» **What is needed**
Transcribe every entry below word for word, but skip the pictures.

Start of Input

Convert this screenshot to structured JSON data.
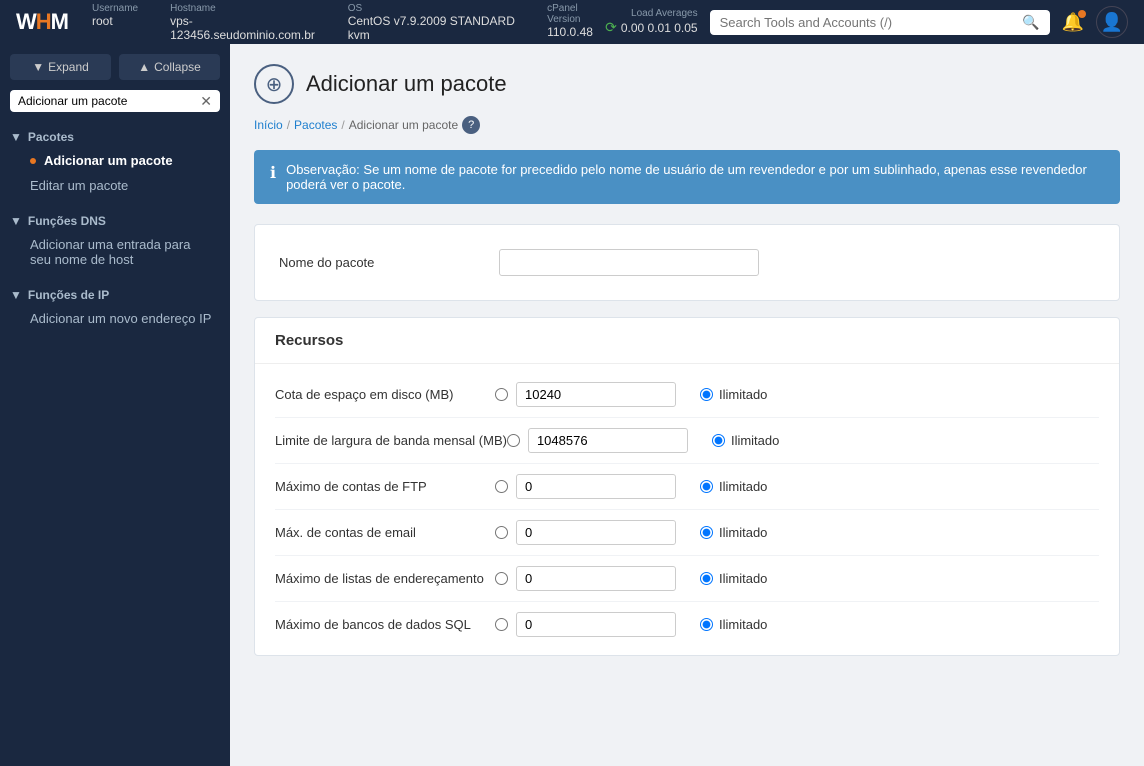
{
  "topbar": {
    "logo": "WHM",
    "server": {
      "username_label": "Username",
      "username": "root",
      "hostname_label": "Hostname",
      "hostname": "vps-123456.seudominio.com.br",
      "os_label": "OS",
      "os": "CentOS v7.9.2009 STANDARD kvm",
      "cpanel_label": "cPanel Version",
      "cpanel": "110.0.48",
      "load_label": "Load Averages",
      "load": "0.00  0.01  0.05"
    },
    "search_placeholder": "Search Tools and Accounts (/)"
  },
  "sidebar": {
    "expand_label": "Expand",
    "collapse_label": "Collapse",
    "search_value": "Adicionar um pacote",
    "sections": [
      {
        "id": "pacotes",
        "label": "Pacotes",
        "items": [
          {
            "label": "Adicionar um pacote",
            "active": true
          },
          {
            "label": "Editar um pacote",
            "active": false
          }
        ]
      },
      {
        "id": "funcoes-dns",
        "label": "Funções DNS",
        "items": [
          {
            "label": "Adicionar uma entrada para seu nome de host",
            "active": false
          }
        ]
      },
      {
        "id": "funcoes-ip",
        "label": "Funções de IP",
        "items": [
          {
            "label": "Adicionar um novo endereço IP",
            "active": false
          }
        ]
      }
    ]
  },
  "page": {
    "title": "Adicionar um pacote",
    "breadcrumb": {
      "home": "Início",
      "section": "Pacotes",
      "current": "Adicionar um pacote"
    },
    "info_banner": "Observação: Se um nome de pacote for precedido pelo nome de usuário de um revendedor e por um sublinhado, apenas esse revendedor poderá ver o pacote.",
    "package_name_label": "Nome do pacote",
    "resources_header": "Recursos",
    "resources": [
      {
        "id": "disk-quota",
        "label": "Cota de espaço em disco (MB)",
        "value": "10240",
        "unlimited_label": "Ilimitado"
      },
      {
        "id": "bandwidth",
        "label": "Limite de largura de banda mensal (MB)",
        "value": "1048576",
        "unlimited_label": "Ilimitado"
      },
      {
        "id": "ftp-accounts",
        "label": "Máximo de contas de FTP",
        "value": "0",
        "unlimited_label": "Ilimitado"
      },
      {
        "id": "email-accounts",
        "label": "Máx. de contas de email",
        "value": "0",
        "unlimited_label": "Ilimitado"
      },
      {
        "id": "mailing-lists",
        "label": "Máximo de listas de endereçamento",
        "value": "0",
        "unlimited_label": "Ilimitado"
      },
      {
        "id": "sql-databases",
        "label": "Máximo de bancos de dados SQL",
        "value": "0",
        "unlimited_label": "Ilimitado"
      }
    ]
  }
}
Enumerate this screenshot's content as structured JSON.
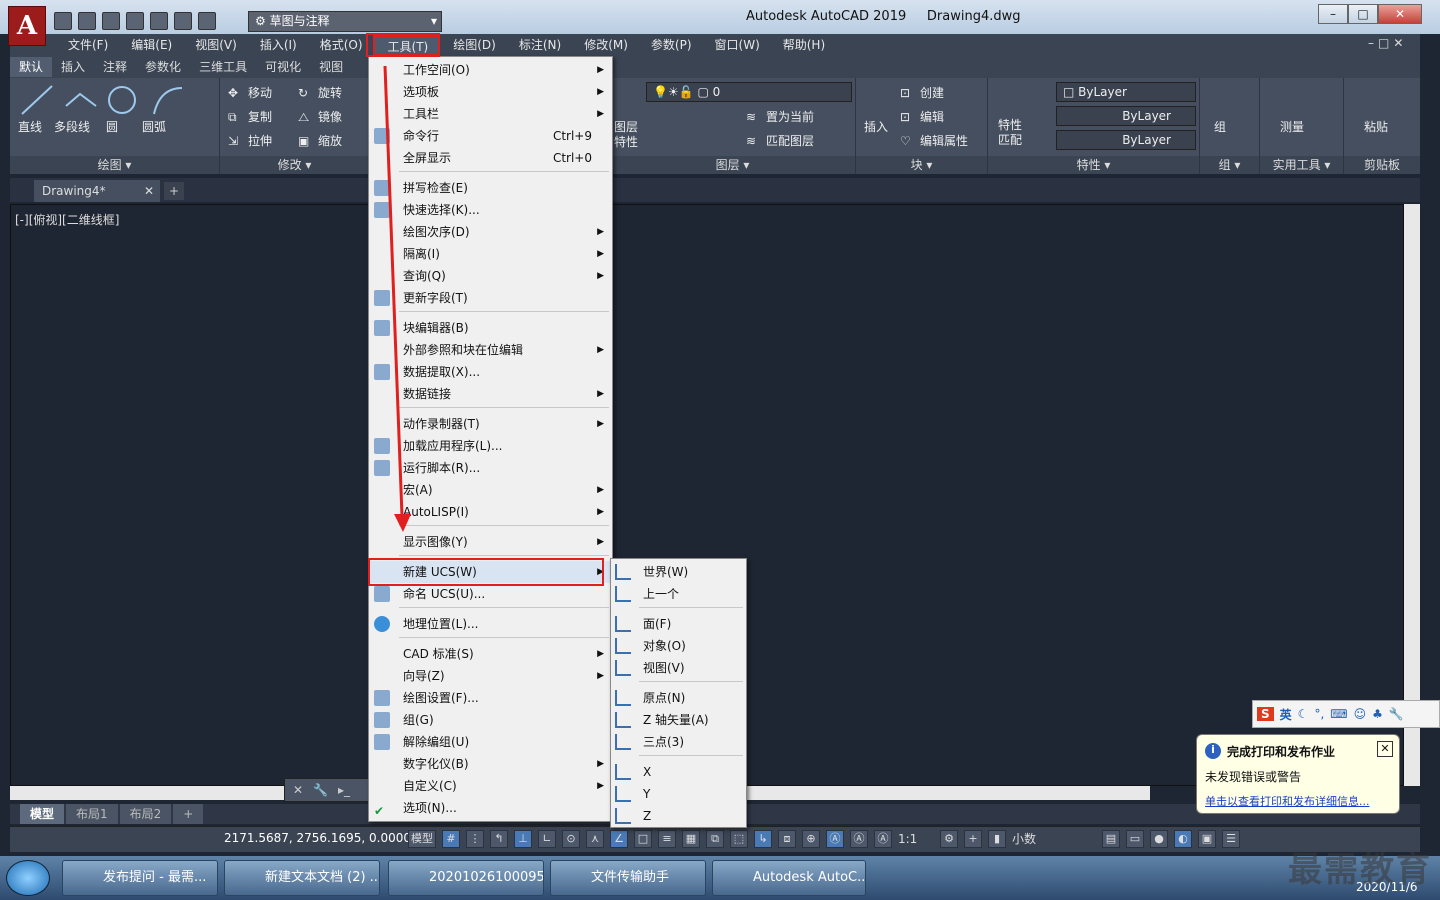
{
  "window": {
    "title": "Autodesk AutoCAD 2019",
    "document": "Drawing4.dwg",
    "workspace": "草图与注释"
  },
  "menubar": {
    "items": [
      "文件(F)",
      "编辑(E)",
      "视图(V)",
      "插入(I)",
      "格式(O)",
      "工具(T)",
      "绘图(D)",
      "标注(N)",
      "修改(M)",
      "参数(P)",
      "窗口(W)",
      "帮助(H)"
    ]
  },
  "ribbon": {
    "tabs": [
      "默认",
      "插入",
      "注释",
      "参数化",
      "三维工具",
      "可视化",
      "视图"
    ],
    "draw": {
      "line": "直线",
      "polyline": "多段线",
      "circle": "圆",
      "arc": "圆弧",
      "label": "绘图"
    },
    "modify": {
      "move": "移动",
      "rotate": "旋转",
      "copy": "复制",
      "mirror": "镜像",
      "stretch": "拉伸",
      "scale": "缩放",
      "label": "修改"
    },
    "layers": {
      "current": "0",
      "set_current": "置为当前",
      "match": "匹配图层",
      "label": "图层",
      "props1": "图层",
      "props2": "特性"
    },
    "block": {
      "insert": "插入",
      "create": "创建",
      "edit": "编辑",
      "edit_attr": "编辑属性",
      "label": "块"
    },
    "properties": {
      "match1": "特性",
      "match2": "匹配",
      "color": "ByLayer",
      "linetype": "ByLayer",
      "lineweight": "ByLayer",
      "label": "特性"
    },
    "groups": {
      "group": "组",
      "label": "组"
    },
    "utilities": {
      "measure": "测量",
      "label": "实用工具"
    },
    "clipboard": {
      "paste": "粘贴",
      "label": "剪贴板"
    }
  },
  "doc": {
    "tab": "Drawing4*",
    "view_label": "[-][俯视][二维线框]"
  },
  "tools_menu": {
    "items": [
      {
        "label": "工作空间(O)",
        "arrow": true
      },
      {
        "label": "选项板",
        "arrow": true
      },
      {
        "label": "工具栏",
        "arrow": true
      },
      {
        "label": "命令行",
        "shortcut": "Ctrl+9"
      },
      {
        "label": "全屏显示",
        "shortcut": "Ctrl+0"
      },
      {
        "label": "拼写检查(E)"
      },
      {
        "label": "快速选择(K)..."
      },
      {
        "label": "绘图次序(D)",
        "arrow": true
      },
      {
        "label": "隔离(I)",
        "arrow": true
      },
      {
        "label": "查询(Q)",
        "arrow": true
      },
      {
        "label": "更新字段(T)"
      },
      {
        "label": "块编辑器(B)"
      },
      {
        "label": "外部参照和块在位编辑",
        "arrow": true
      },
      {
        "label": "数据提取(X)..."
      },
      {
        "label": "数据链接",
        "arrow": true
      },
      {
        "label": "动作录制器(T)",
        "arrow": true
      },
      {
        "label": "加载应用程序(L)..."
      },
      {
        "label": "运行脚本(R)..."
      },
      {
        "label": "宏(A)",
        "arrow": true
      },
      {
        "label": "AutoLISP(I)",
        "arrow": true
      },
      {
        "label": "显示图像(Y)",
        "arrow": true
      },
      {
        "label": "新建 UCS(W)",
        "arrow": true
      },
      {
        "label": "命名 UCS(U)..."
      },
      {
        "label": "地理位置(L)..."
      },
      {
        "label": "CAD 标准(S)",
        "arrow": true
      },
      {
        "label": "向导(Z)",
        "arrow": true
      },
      {
        "label": "绘图设置(F)..."
      },
      {
        "label": "组(G)"
      },
      {
        "label": "解除编组(U)"
      },
      {
        "label": "数字化仪(B)",
        "arrow": true
      },
      {
        "label": "自定义(C)",
        "arrow": true
      },
      {
        "label": "选项(N)..."
      }
    ]
  },
  "ucs_submenu": {
    "items": [
      "世界(W)",
      "上一个",
      "面(F)",
      "对象(O)",
      "视图(V)",
      "原点(N)",
      "Z 轴矢量(A)",
      "三点(3)",
      "X",
      "Y",
      "Z"
    ]
  },
  "layout_tabs": [
    "模型",
    "布局1",
    "布局2"
  ],
  "status": {
    "coords": "2171.5687, 2756.1695, 0.0000",
    "model": "模型",
    "scale": "1:1",
    "units": "小数"
  },
  "notification": {
    "title": "完成打印和发布作业",
    "body": "未发现错误或警告",
    "link": "单击以查看打印和发布详细信息..."
  },
  "ime": {
    "lang": "英"
  },
  "taskbar": {
    "items": [
      "发布提问 - 最需...",
      "新建文本文档 (2) ...",
      "20201026100095...",
      "文件传输助手",
      "Autodesk AutoC..."
    ],
    "date": "2020/11/6"
  },
  "watermark": "最需教育",
  "colors": {
    "highlight": "#e0201e",
    "arrow": "#e0201e"
  }
}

End of Input

» **Written response**
Convert this screenshot to structured JSON data.
{
  "topbar": {
    "logo": "WHM",
    "server": {
      "username_label": "Username",
      "username": "root",
      "hostname_label": "Hostname",
      "hostname": "vps-123456.seudominio.com.br",
      "os_label": "OS",
      "os": "CentOS v7.9.2009 STANDARD kvm",
      "cpanel_label": "cPanel Version",
      "cpanel": "110.0.48",
      "load_label": "Load Averages",
      "load": "0.00  0.01  0.05"
    },
    "search_placeholder": "Search Tools and Accounts (/)"
  },
  "sidebar": {
    "expand_label": "Expand",
    "collapse_label": "Collapse",
    "search_value": "Adicionar um pacote",
    "sections": [
      {
        "id": "pacotes",
        "label": "Pacotes",
        "items": [
          {
            "label": "Adicionar um pacote",
            "active": true
          },
          {
            "label": "Editar um pacote",
            "active": false
          }
        ]
      },
      {
        "id": "funcoes-dns",
        "label": "Funções DNS",
        "items": [
          {
            "label": "Adicionar uma entrada para seu nome de host",
            "active": false
          }
        ]
      },
      {
        "id": "funcoes-ip",
        "label": "Funções de IP",
        "items": [
          {
            "label": "Adicionar um novo endereço IP",
            "active": false
          }
        ]
      }
    ]
  },
  "page": {
    "title": "Adicionar um pacote",
    "breadcrumb": {
      "home": "Início",
      "section": "Pacotes",
      "current": "Adicionar um pacote"
    },
    "info_banner": "Observação: Se um nome de pacote for precedido pelo nome de usuário de um revendedor e por um sublinhado, apenas esse revendedor poderá ver o pacote.",
    "package_name_label": "Nome do pacote",
    "resources_header": "Recursos",
    "resources": [
      {
        "id": "disk-quota",
        "label": "Cota de espaço em disco (MB)",
        "value": "10240",
        "unlimited_label": "Ilimitado"
      },
      {
        "id": "bandwidth",
        "label": "Limite de largura de banda mensal (MB)",
        "value": "1048576",
        "unlimited_label": "Ilimitado"
      },
      {
        "id": "ftp-accounts",
        "label": "Máximo de contas de FTP",
        "value": "0",
        "unlimited_label": "Ilimitado"
      },
      {
        "id": "email-accounts",
        "label": "Máx. de contas de email",
        "value": "0",
        "unlimited_label": "Ilimitado"
      },
      {
        "id": "mailing-lists",
        "label": "Máximo de listas de endereçamento",
        "value": "0",
        "unlimited_label": "Ilimitado"
      },
      {
        "id": "sql-databases",
        "label": "Máximo de bancos de dados SQL",
        "value": "0",
        "unlimited_label": "Ilimitado"
      }
    ]
  }
}
Enumerate this screenshot's content as structured JSON.
{
  "window": {
    "title": "Autodesk AutoCAD 2019",
    "document": "Drawing4.dwg",
    "workspace": "草图与注释"
  },
  "menubar": {
    "items": [
      "文件(F)",
      "编辑(E)",
      "视图(V)",
      "插入(I)",
      "格式(O)",
      "工具(T)",
      "绘图(D)",
      "标注(N)",
      "修改(M)",
      "参数(P)",
      "窗口(W)",
      "帮助(H)"
    ]
  },
  "ribbon": {
    "tabs": [
      "默认",
      "插入",
      "注释",
      "参数化",
      "三维工具",
      "可视化",
      "视图"
    ],
    "draw": {
      "line": "直线",
      "polyline": "多段线",
      "circle": "圆",
      "arc": "圆弧",
      "label": "绘图"
    },
    "modify": {
      "move": "移动",
      "rotate": "旋转",
      "copy": "复制",
      "mirror": "镜像",
      "stretch": "拉伸",
      "scale": "缩放",
      "label": "修改"
    },
    "layers": {
      "current": "0",
      "set_current": "置为当前",
      "match": "匹配图层",
      "label": "图层",
      "props1": "图层",
      "props2": "特性"
    },
    "block": {
      "insert": "插入",
      "create": "创建",
      "edit": "编辑",
      "edit_attr": "编辑属性",
      "label": "块"
    },
    "properties": {
      "match1": "特性",
      "match2": "匹配",
      "color": "ByLayer",
      "linetype": "ByLayer",
      "lineweight": "ByLayer",
      "label": "特性"
    },
    "groups": {
      "group": "组",
      "label": "组"
    },
    "utilities": {
      "measure": "测量",
      "label": "实用工具"
    },
    "clipboard": {
      "paste": "粘贴",
      "label": "剪贴板"
    }
  },
  "doc": {
    "tab": "Drawing4*",
    "view_label": "[-][俯视][二维线框]"
  },
  "tools_menu": {
    "items": [
      {
        "label": "工作空间(O)",
        "arrow": true
      },
      {
        "label": "选项板",
        "arrow": true
      },
      {
        "label": "工具栏",
        "arrow": true
      },
      {
        "label": "命令行",
        "shortcut": "Ctrl+9"
      },
      {
        "label": "全屏显示",
        "shortcut": "Ctrl+0"
      },
      {
        "label": "拼写检查(E)"
      },
      {
        "label": "快速选择(K)..."
      },
      {
        "label": "绘图次序(D)",
        "arrow": true
      },
      {
        "label": "隔离(I)",
        "arrow": true
      },
      {
        "label": "查询(Q)",
        "arrow": true
      },
      {
        "label": "更新字段(T)"
      },
      {
        "label": "块编辑器(B)"
      },
      {
        "label": "外部参照和块在位编辑",
        "arrow": true
      },
      {
        "label": "数据提取(X)..."
      },
      {
        "label": "数据链接",
        "arrow": true
      },
      {
        "label": "动作录制器(T)",
        "arrow": true
      },
      {
        "label": "加载应用程序(L)..."
      },
      {
        "label": "运行脚本(R)..."
      },
      {
        "label": "宏(A)",
        "arrow": true
      },
      {
        "label": "AutoLISP(I)",
        "arrow": true
      },
      {
        "label": "显示图像(Y)",
        "arrow": true
      },
      {
        "label": "新建 UCS(W)",
        "arrow": true
      },
      {
        "label": "命名 UCS(U)..."
      },
      {
        "label": "地理位置(L)..."
      },
      {
        "label": "CAD 标准(S)",
        "arrow": true
      },
      {
        "label": "向导(Z)",
        "arrow": true
      },
      {
        "label": "绘图设置(F)..."
      },
      {
        "label": "组(G)"
      },
      {
        "label": "解除编组(U)"
      },
      {
        "label": "数字化仪(B)",
        "arrow": true
      },
      {
        "label": "自定义(C)",
        "arrow": true
      },
      {
        "label": "选项(N)..."
      }
    ]
  },
  "ucs_submenu": {
    "items": [
      "世界(W)",
      "上一个",
      "面(F)",
      "对象(O)",
      "视图(V)",
      "原点(N)",
      "Z 轴矢量(A)",
      "三点(3)",
      "X",
      "Y",
      "Z"
    ]
  },
  "layout_tabs": [
    "模型",
    "布局1",
    "布局2"
  ],
  "status": {
    "coords": "2171.5687, 2756.1695, 0.0000",
    "model": "模型",
    "scale": "1:1",
    "units": "小数"
  },
  "notification": {
    "title": "完成打印和发布作业",
    "body": "未发现错误或警告",
    "link": "单击以查看打印和发布详细信息..."
  },
  "ime": {
    "lang": "英"
  },
  "taskbar": {
    "items": [
      "发布提问 - 最需...",
      "新建文本文档 (2) ...",
      "20201026100095...",
      "文件传输助手",
      "Autodesk AutoC..."
    ],
    "date": "2020/11/6"
  },
  "watermark": "最需教育",
  "colors": {
    "highlight": "#e0201e",
    "arrow": "#e0201e"
  }
}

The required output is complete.